DATA RECORDS:
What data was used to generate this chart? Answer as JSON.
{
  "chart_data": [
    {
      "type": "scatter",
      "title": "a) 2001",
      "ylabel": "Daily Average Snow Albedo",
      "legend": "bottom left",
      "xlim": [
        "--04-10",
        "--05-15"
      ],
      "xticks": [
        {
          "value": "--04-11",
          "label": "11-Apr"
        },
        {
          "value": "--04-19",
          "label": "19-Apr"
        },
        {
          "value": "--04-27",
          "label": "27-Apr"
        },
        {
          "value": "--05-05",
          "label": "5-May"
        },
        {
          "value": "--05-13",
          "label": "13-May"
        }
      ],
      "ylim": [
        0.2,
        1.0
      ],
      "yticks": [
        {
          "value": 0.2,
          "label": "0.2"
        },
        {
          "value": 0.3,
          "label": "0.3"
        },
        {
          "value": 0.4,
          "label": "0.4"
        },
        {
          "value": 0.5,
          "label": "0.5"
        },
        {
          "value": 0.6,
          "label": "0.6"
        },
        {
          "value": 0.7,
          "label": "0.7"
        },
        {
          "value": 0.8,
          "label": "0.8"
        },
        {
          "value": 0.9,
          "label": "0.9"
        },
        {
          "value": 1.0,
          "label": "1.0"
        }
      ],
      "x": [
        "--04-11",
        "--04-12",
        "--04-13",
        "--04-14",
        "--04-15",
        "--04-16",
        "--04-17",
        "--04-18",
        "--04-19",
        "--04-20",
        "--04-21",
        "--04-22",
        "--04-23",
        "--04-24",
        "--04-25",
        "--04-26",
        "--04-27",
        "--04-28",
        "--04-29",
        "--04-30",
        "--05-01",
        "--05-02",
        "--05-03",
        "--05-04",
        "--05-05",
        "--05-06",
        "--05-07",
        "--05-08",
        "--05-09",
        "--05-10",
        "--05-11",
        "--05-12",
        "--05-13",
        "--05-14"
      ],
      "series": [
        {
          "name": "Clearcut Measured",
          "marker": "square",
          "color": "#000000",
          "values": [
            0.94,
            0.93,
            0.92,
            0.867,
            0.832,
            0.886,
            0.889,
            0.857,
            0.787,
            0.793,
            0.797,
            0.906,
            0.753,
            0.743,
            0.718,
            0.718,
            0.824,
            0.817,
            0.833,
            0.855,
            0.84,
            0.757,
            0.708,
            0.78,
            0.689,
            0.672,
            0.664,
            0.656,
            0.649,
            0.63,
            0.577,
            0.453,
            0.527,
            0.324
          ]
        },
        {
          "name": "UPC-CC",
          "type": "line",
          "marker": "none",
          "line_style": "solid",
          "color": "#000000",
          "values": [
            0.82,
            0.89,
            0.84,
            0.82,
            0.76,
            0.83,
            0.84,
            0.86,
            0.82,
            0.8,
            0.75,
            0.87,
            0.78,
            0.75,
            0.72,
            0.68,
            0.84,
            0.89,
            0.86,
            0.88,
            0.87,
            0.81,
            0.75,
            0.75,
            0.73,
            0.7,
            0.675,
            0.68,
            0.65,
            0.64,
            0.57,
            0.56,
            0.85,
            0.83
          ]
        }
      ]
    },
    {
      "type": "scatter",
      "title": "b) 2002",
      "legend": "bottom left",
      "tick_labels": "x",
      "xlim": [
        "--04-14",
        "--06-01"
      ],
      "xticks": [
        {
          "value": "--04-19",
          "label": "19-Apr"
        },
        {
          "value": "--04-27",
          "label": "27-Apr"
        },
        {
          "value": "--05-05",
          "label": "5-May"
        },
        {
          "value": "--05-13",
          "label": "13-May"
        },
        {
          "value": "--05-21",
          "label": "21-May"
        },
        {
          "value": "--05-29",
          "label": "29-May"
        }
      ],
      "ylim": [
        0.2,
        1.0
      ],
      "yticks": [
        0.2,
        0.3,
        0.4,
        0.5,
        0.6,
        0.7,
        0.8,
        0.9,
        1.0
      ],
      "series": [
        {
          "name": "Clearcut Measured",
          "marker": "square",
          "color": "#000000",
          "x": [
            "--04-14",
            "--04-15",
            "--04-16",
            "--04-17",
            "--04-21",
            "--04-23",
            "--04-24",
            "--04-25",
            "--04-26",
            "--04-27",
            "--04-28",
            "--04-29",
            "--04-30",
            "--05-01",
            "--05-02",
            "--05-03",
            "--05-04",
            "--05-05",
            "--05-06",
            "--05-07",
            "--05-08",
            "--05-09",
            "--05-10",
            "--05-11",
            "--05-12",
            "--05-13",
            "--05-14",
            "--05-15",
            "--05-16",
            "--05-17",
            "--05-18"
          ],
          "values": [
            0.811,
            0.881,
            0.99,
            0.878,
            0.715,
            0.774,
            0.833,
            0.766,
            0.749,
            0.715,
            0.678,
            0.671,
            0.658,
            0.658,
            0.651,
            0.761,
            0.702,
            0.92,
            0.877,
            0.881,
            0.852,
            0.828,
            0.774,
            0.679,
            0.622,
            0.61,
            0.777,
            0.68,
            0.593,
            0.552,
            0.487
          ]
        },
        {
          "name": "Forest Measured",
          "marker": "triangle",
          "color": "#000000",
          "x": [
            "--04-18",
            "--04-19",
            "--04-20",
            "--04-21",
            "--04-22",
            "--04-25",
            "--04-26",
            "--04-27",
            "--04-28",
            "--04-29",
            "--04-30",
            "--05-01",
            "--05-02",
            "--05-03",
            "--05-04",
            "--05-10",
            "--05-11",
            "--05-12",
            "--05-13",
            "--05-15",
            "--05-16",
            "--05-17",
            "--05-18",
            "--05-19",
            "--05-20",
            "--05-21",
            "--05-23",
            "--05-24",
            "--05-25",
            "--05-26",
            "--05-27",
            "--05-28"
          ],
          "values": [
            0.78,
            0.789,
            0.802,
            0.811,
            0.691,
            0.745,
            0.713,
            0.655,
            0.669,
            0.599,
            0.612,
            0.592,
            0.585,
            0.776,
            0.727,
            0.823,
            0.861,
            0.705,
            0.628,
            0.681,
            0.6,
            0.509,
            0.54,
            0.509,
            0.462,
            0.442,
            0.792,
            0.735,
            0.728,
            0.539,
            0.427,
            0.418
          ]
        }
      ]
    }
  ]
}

EXERCISE DETAILS:
Print all the data exactly.

OUTPUT OF THE TASK:
What data was used to generate this chart? Answer as JSON.
{
  "chart_data": [
    {
      "type": "scatter",
      "title": "a) 2001",
      "ylabel": "Daily Average Snow Albedo",
      "legend": "bottom left",
      "xlim": [
        "--04-10",
        "--05-15"
      ],
      "xticks": [
        {
          "value": "--04-11",
          "label": "11-Apr"
        },
        {
          "value": "--04-19",
          "label": "19-Apr"
        },
        {
          "value": "--04-27",
          "label": "27-Apr"
        },
        {
          "value": "--05-05",
          "label": "5-May"
        },
        {
          "value": "--05-13",
          "label": "13-May"
        }
      ],
      "ylim": [
        0.2,
        1.0
      ],
      "yticks": [
        {
          "value": 0.2,
          "label": "0.2"
        },
        {
          "value": 0.3,
          "label": "0.3"
        },
        {
          "value": 0.4,
          "label": "0.4"
        },
        {
          "value": 0.5,
          "label": "0.5"
        },
        {
          "value": 0.6,
          "label": "0.6"
        },
        {
          "value": 0.7,
          "label": "0.7"
        },
        {
          "value": 0.8,
          "label": "0.8"
        },
        {
          "value": 0.9,
          "label": "0.9"
        },
        {
          "value": 1.0,
          "label": "1.0"
        }
      ],
      "x": [
        "--04-11",
        "--04-12",
        "--04-13",
        "--04-14",
        "--04-15",
        "--04-16",
        "--04-17",
        "--04-18",
        "--04-19",
        "--04-20",
        "--04-21",
        "--04-22",
        "--04-23",
        "--04-24",
        "--04-25",
        "--04-26",
        "--04-27",
        "--04-28",
        "--04-29",
        "--04-30",
        "--05-01",
        "--05-02",
        "--05-03",
        "--05-04",
        "--05-05",
        "--05-06",
        "--05-07",
        "--05-08",
        "--05-09",
        "--05-10",
        "--05-11",
        "--05-12",
        "--05-13",
        "--05-14"
      ],
      "series": [
        {
          "name": "Clearcut Measured",
          "marker": "square",
          "color": "#000000",
          "values": [
            0.94,
            0.93,
            0.92,
            0.867,
            0.832,
            0.886,
            0.889,
            0.857,
            0.787,
            0.793,
            0.797,
            0.906,
            0.753,
            0.743,
            0.718,
            0.718,
            0.824,
            0.817,
            0.833,
            0.855,
            0.84,
            0.757,
            0.708,
            0.78,
            0.689,
            0.672,
            0.664,
            0.656,
            0.649,
            0.63,
            0.577,
            0.453,
            0.527,
            0.324
          ]
        },
        {
          "name": "UPC-CC",
          "type": "line",
          "marker": "none",
          "line_style": "solid",
          "color": "#000000",
          "values": [
            0.82,
            0.89,
            0.84,
            0.82,
            0.76,
            0.83,
            0.84,
            0.86,
            0.82,
            0.8,
            0.75,
            0.87,
            0.78,
            0.75,
            0.72,
            0.68,
            0.84,
            0.89,
            0.86,
            0.88,
            0.87,
            0.81,
            0.75,
            0.75,
            0.73,
            0.7,
            0.675,
            0.68,
            0.65,
            0.64,
            0.57,
            0.56,
            0.85,
            0.83
          ]
        }
      ]
    },
    {
      "type": "scatter",
      "title": "b) 2002",
      "legend": "bottom left",
      "tick_labels": "x",
      "xlim": [
        "--04-14",
        "--06-01"
      ],
      "xticks": [
        {
          "value": "--04-19",
          "label": "19-Apr"
        },
        {
          "value": "--04-27",
          "label": "27-Apr"
        },
        {
          "value": "--05-05",
          "label": "5-May"
        },
        {
          "value": "--05-13",
          "label": "13-May"
        },
        {
          "value": "--05-21",
          "label": "21-May"
        },
        {
          "value": "--05-29",
          "label": "29-May"
        }
      ],
      "ylim": [
        0.2,
        1.0
      ],
      "yticks": [
        0.2,
        0.3,
        0.4,
        0.5,
        0.6,
        0.7,
        0.8,
        0.9,
        1.0
      ],
      "series": [
        {
          "name": "Clearcut Measured",
          "marker": "square",
          "color": "#000000",
          "x": [
            "--04-14",
            "--04-15",
            "--04-16",
            "--04-17",
            "--04-21",
            "--04-23",
            "--04-24",
            "--04-25",
            "--04-26",
            "--04-27",
            "--04-28",
            "--04-29",
            "--04-30",
            "--05-01",
            "--05-02",
            "--05-03",
            "--05-04",
            "--05-05",
            "--05-06",
            "--05-07",
            "--05-08",
            "--05-09",
            "--05-10",
            "--05-11",
            "--05-12",
            "--05-13",
            "--05-14",
            "--05-15",
            "--05-16",
            "--05-17",
            "--05-18"
          ],
          "values": [
            0.811,
            0.881,
            0.99,
            0.878,
            0.715,
            0.774,
            0.833,
            0.766,
            0.749,
            0.715,
            0.678,
            0.671,
            0.658,
            0.658,
            0.651,
            0.761,
            0.702,
            0.92,
            0.877,
            0.881,
            0.852,
            0.828,
            0.774,
            0.679,
            0.622,
            0.61,
            0.777,
            0.68,
            0.593,
            0.552,
            0.487
          ]
        },
        {
          "name": "Forest Measured",
          "marker": "triangle",
          "color": "#000000",
          "x": [
            "--04-18",
            "--04-19",
            "--04-20",
            "--04-21",
            "--04-22",
            "--04-25",
            "--04-26",
            "--04-27",
            "--04-28",
            "--04-29",
            "--04-30",
            "--05-01",
            "--05-02",
            "--05-03",
            "--05-04",
            "--05-10",
            "--05-11",
            "--05-12",
            "--05-13",
            "--05-15",
            "--05-16",
            "--05-17",
            "--05-18",
            "--05-19",
            "--05-20",
            "--05-21",
            "--05-23",
            "--05-24",
            "--05-25",
            "--05-26",
            "--05-27",
            "--05-28"
          ],
          "values": [
            0.78,
            0.789,
            0.802,
            0.811,
            0.691,
            0.745,
            0.713,
            0.655,
            0.669,
            0.599,
            0.612,
            0.592,
            0.585,
            0.776,
            0.727,
            0.823,
            0.861,
            0.705,
            0.628,
            0.681,
            0.6,
            0.509,
            0.54,
            0.509,
            0.462,
            0.442,
            0.792,
            0.735,
            0.728,
            0.539,
            0.427,
            0.418
          ]
        }
      ]
    }
  ]
}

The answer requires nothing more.